§ **Exercise directions**:
Return each line holding the string "Custom".

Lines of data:
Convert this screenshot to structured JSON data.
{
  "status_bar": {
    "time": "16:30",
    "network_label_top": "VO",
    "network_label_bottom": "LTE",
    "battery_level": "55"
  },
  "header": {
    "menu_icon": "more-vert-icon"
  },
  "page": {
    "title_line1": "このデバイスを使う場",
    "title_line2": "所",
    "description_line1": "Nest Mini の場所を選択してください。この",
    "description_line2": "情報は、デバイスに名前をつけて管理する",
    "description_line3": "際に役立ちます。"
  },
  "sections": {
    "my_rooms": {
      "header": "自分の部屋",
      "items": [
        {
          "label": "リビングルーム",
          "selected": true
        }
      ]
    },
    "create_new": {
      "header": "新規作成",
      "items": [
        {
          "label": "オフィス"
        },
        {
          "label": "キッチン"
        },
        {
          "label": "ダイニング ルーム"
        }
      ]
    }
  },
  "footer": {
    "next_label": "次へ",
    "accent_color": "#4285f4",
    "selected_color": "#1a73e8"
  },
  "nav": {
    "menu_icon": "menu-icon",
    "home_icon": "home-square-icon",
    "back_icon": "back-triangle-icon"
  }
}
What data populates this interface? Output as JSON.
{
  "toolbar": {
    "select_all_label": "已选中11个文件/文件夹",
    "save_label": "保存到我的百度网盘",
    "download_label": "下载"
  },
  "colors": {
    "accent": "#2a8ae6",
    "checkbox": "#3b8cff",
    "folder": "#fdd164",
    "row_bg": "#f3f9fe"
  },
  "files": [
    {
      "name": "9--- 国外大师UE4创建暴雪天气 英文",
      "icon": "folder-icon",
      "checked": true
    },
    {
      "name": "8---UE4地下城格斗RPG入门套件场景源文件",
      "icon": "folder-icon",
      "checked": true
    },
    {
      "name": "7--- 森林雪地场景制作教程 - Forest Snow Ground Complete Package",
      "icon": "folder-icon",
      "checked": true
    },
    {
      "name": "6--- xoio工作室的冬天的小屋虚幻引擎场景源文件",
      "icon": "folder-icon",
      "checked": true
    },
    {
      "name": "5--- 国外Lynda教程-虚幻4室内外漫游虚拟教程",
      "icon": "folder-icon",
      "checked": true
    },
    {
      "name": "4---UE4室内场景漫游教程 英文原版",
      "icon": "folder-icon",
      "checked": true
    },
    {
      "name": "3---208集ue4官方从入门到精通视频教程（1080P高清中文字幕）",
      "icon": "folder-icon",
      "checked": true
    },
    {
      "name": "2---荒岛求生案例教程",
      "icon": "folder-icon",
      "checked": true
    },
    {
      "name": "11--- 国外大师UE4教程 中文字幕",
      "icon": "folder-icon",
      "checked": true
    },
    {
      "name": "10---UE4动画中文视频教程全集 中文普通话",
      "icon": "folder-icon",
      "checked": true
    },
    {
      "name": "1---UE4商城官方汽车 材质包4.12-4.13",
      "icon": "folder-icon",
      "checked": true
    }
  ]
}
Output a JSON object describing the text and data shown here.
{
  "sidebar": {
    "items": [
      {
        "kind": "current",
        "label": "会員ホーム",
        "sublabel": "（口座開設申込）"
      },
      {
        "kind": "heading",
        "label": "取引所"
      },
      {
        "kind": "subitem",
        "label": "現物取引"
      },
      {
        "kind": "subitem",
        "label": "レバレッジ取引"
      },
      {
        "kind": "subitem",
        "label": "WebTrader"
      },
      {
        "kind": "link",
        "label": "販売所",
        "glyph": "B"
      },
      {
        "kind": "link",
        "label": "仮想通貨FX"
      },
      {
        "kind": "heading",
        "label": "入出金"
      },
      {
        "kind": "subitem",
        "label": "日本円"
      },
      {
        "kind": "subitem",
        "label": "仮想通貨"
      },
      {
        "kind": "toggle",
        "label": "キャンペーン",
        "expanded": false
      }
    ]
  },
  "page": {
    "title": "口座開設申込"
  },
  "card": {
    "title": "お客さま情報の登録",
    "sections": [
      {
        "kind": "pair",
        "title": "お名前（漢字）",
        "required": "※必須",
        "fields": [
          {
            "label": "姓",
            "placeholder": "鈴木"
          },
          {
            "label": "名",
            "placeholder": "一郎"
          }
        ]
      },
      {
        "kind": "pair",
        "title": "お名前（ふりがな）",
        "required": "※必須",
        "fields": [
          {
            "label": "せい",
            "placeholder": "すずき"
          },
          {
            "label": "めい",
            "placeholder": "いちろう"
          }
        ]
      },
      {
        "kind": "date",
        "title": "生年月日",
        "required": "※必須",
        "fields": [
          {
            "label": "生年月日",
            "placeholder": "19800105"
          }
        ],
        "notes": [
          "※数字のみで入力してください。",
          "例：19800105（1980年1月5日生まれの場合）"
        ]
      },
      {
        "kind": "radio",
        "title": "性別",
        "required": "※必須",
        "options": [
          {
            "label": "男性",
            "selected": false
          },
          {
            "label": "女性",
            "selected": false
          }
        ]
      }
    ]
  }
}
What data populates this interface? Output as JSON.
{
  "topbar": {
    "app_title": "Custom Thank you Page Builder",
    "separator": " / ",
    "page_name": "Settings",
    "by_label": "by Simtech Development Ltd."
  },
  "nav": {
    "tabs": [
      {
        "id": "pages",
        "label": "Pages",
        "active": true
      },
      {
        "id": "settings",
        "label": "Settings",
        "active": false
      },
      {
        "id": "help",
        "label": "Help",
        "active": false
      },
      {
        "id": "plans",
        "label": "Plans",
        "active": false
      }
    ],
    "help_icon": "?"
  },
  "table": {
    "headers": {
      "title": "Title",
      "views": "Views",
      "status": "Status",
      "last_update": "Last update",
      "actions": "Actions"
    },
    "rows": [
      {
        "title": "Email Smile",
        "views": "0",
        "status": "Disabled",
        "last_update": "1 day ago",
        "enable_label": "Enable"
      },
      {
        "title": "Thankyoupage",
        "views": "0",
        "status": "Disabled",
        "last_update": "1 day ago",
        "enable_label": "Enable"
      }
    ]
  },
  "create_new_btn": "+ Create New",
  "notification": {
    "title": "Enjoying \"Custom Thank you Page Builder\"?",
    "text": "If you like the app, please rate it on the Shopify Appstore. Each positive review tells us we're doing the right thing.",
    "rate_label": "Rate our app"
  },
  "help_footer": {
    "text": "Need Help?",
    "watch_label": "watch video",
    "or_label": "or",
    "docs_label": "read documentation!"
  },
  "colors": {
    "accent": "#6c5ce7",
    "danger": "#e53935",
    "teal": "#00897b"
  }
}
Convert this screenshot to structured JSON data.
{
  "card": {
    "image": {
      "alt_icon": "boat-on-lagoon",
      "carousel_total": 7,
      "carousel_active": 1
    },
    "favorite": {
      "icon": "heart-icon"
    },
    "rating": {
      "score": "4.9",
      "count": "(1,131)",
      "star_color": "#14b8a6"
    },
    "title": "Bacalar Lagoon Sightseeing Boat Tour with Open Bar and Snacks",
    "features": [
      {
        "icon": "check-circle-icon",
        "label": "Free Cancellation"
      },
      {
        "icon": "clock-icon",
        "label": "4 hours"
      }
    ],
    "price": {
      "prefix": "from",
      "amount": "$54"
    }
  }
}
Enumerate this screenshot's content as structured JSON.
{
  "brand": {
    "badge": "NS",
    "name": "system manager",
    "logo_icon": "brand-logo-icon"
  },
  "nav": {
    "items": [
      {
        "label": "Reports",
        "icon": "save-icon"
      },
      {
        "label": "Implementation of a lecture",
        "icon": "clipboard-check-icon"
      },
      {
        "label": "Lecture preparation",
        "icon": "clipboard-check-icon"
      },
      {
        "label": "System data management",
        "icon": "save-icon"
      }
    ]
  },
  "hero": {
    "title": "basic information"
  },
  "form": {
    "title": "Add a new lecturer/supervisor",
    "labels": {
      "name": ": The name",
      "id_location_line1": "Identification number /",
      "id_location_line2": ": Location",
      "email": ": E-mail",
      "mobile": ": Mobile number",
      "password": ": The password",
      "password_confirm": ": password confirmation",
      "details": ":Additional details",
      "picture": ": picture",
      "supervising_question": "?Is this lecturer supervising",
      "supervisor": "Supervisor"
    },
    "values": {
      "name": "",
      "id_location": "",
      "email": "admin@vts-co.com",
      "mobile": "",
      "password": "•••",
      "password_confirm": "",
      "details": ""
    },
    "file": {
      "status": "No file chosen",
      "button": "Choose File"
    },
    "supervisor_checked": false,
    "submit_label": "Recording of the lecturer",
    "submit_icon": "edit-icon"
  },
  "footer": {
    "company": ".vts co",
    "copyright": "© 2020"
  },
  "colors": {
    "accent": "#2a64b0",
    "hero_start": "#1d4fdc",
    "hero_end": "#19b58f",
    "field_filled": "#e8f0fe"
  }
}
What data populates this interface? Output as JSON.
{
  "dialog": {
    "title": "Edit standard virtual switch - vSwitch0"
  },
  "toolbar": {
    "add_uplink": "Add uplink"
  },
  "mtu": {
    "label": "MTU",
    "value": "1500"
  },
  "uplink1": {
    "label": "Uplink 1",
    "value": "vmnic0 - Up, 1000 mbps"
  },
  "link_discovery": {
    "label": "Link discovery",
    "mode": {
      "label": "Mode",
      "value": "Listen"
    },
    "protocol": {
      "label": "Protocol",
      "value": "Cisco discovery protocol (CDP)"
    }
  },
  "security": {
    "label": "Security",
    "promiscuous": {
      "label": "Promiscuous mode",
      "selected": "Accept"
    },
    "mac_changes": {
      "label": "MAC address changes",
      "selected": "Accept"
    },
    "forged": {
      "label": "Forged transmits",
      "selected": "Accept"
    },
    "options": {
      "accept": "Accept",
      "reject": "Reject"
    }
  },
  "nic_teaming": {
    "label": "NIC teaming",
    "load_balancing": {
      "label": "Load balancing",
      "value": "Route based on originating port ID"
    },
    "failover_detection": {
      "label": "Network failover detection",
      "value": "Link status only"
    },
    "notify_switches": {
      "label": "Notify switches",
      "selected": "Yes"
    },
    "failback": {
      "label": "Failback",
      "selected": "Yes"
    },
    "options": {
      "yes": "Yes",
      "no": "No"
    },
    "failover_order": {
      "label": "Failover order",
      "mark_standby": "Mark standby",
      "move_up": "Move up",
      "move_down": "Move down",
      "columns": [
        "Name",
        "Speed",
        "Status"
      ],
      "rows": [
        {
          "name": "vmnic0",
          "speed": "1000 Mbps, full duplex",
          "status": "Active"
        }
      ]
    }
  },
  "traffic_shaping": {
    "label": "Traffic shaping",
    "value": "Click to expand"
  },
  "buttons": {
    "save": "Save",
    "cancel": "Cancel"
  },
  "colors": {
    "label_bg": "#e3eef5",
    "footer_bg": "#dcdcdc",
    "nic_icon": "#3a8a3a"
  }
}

§ **Answer for the task**:
    "app_title": "Custom Thank you Page Builder",
    "title": "Enjoying \"Custom Thank you Page Builder\"?",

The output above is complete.